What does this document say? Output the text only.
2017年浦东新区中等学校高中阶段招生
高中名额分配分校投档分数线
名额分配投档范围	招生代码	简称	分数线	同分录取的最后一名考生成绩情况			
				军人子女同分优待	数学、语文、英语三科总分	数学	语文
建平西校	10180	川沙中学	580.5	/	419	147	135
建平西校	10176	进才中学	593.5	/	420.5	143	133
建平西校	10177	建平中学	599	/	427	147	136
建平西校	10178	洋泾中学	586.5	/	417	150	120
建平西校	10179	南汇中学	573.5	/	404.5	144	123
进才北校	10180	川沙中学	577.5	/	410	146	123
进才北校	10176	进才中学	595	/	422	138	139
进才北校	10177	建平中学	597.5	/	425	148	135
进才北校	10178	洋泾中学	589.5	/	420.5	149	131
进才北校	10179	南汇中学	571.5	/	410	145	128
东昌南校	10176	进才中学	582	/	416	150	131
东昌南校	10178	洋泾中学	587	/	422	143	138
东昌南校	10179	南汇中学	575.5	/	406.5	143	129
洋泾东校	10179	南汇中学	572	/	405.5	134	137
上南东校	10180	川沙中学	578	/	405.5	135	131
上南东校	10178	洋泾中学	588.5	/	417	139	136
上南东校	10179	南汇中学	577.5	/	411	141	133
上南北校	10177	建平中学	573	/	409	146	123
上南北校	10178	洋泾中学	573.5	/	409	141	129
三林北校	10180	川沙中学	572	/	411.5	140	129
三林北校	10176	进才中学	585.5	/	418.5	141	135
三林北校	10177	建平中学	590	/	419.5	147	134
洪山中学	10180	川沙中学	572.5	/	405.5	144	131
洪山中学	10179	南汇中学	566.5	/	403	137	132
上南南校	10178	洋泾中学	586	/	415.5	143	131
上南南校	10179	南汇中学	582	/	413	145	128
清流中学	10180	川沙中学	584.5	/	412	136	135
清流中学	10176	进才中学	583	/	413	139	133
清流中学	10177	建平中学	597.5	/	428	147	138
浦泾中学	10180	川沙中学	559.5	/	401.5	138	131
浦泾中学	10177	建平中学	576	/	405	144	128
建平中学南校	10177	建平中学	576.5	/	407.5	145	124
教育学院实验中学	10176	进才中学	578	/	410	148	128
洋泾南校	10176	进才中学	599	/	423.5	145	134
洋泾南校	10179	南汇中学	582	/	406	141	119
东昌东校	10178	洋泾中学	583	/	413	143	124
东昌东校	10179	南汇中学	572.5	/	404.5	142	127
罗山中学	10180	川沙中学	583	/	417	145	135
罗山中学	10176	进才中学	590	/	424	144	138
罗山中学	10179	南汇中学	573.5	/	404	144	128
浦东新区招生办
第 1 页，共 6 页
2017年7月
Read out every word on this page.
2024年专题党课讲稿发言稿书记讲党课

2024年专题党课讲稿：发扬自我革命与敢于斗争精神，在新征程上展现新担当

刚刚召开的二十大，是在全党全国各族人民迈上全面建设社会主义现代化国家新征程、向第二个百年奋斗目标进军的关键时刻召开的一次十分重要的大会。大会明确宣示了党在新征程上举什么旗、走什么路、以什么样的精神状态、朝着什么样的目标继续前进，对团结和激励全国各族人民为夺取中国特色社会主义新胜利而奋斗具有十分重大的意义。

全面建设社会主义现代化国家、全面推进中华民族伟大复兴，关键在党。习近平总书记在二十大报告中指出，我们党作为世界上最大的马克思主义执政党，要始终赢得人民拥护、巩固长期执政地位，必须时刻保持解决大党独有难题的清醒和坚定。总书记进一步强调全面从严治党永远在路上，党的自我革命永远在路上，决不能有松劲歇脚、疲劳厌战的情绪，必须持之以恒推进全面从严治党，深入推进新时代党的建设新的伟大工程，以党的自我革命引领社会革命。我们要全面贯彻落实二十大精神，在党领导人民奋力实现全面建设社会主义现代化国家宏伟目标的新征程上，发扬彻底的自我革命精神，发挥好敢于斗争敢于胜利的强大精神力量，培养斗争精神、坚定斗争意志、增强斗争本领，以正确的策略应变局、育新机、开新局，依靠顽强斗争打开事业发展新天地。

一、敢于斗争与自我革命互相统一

^^^^^^^^^^^^^^^^

# [Exercise instructions]
How many of the lines in the listing above hold the word "南汇中学"? Report only that figure.

# [Result below]
10